**LISTING**

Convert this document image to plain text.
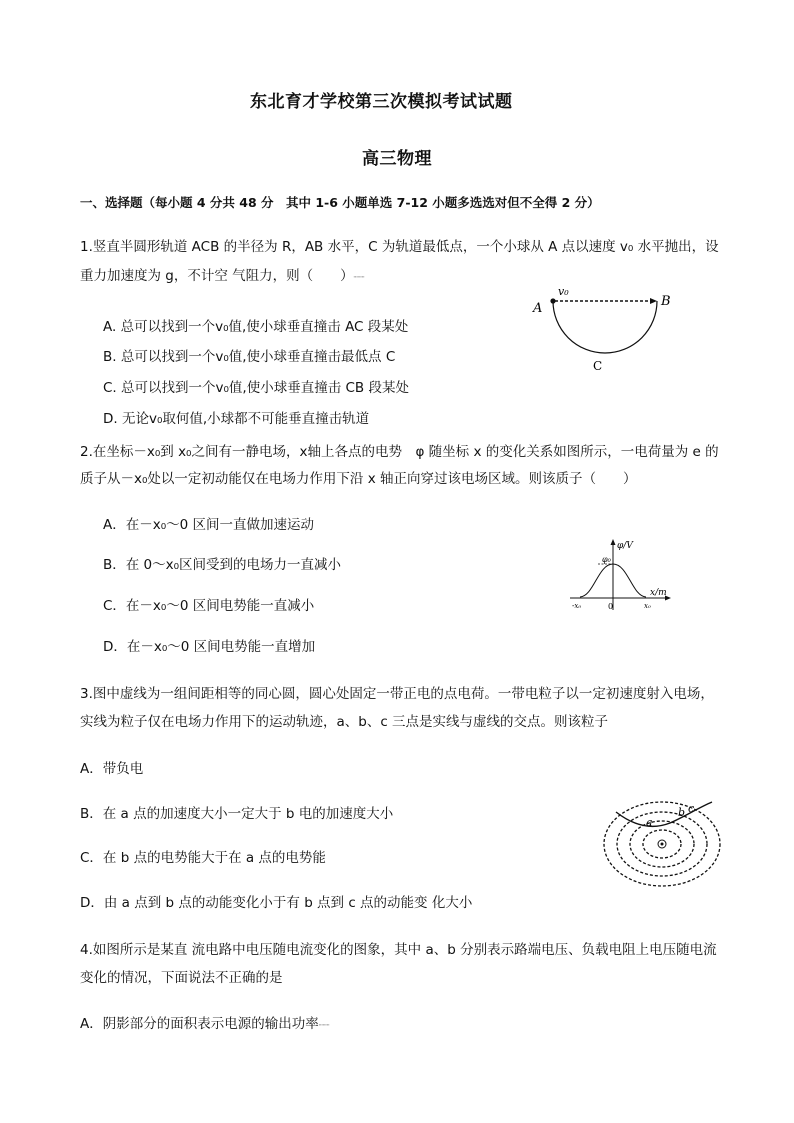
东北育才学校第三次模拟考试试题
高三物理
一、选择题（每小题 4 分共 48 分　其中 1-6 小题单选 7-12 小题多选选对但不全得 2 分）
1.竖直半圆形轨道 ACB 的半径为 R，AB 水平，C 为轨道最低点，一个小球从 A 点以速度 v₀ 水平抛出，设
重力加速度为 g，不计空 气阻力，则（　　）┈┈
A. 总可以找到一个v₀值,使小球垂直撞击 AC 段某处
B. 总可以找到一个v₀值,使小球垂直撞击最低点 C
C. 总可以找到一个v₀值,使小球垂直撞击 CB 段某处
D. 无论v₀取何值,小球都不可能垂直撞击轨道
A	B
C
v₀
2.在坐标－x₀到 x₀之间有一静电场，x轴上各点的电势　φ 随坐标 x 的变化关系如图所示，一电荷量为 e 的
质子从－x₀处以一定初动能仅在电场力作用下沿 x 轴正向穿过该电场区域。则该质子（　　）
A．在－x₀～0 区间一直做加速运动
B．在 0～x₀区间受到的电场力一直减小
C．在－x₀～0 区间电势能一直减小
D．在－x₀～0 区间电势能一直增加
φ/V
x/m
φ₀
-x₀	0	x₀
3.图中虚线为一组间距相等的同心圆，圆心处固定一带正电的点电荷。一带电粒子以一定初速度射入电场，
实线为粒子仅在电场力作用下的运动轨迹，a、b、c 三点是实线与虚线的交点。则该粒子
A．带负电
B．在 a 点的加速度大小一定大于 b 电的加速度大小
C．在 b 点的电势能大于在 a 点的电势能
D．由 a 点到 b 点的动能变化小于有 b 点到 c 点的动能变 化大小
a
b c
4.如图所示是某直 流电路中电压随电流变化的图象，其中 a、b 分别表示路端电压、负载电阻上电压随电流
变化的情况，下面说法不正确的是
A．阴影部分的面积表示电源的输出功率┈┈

**SHORT PROBLEM**
Restate the whole listing above exactly, except for its images.

**WRITTEN SOLUTION**
Convert this document image to plain text.
东北育才学校第三次模拟考试试题
高三物理
一、选择题（每小题 4 分共 48 分　其中 1-6 小题单选 7-12 小题多选选对但不全得 2 分）
1.竖直半圆形轨道 ACB 的半径为 R，AB 水平，C 为轨道最低点，一个小球从 A 点以速度 v₀ 水平抛出，设
重力加速度为 g，不计空 气阻力，则（　　）┈┈
A. 总可以找到一个v₀值,使小球垂直撞击 AC 段某处
B. 总可以找到一个v₀值,使小球垂直撞击最低点 C
C. 总可以找到一个v₀值,使小球垂直撞击 CB 段某处
D. 无论v₀取何值,小球都不可能垂直撞击轨道
A	B
C
v₀
2.在坐标－x₀到 x₀之间有一静电场，x轴上各点的电势　φ 随坐标 x 的变化关系如图所示，一电荷量为 e 的
质子从－x₀处以一定初动能仅在电场力作用下沿 x 轴正向穿过该电场区域。则该质子（　　）
A．在－x₀～0 区间一直做加速运动
B．在 0～x₀区间受到的电场力一直减小
C．在－x₀～0 区间电势能一直减小
D．在－x₀～0 区间电势能一直增加
φ/V
x/m
φ₀
-x₀	0	x₀
3.图中虚线为一组间距相等的同心圆，圆心处固定一带正电的点电荷。一带电粒子以一定初速度射入电场，
实线为粒子仅在电场力作用下的运动轨迹，a、b、c 三点是实线与虚线的交点。则该粒子
A．带负电
B．在 a 点的加速度大小一定大于 b 电的加速度大小
C．在 b 点的电势能大于在 a 点的电势能
D．由 a 点到 b 点的动能变化小于有 b 点到 c 点的动能变 化大小
a
b c
4.如图所示是某直 流电路中电压随电流变化的图象，其中 a、b 分别表示路端电压、负载电阻上电压随电流
变化的情况，下面说法不正确的是
A．阴影部分的面积表示电源的输出功率┈┈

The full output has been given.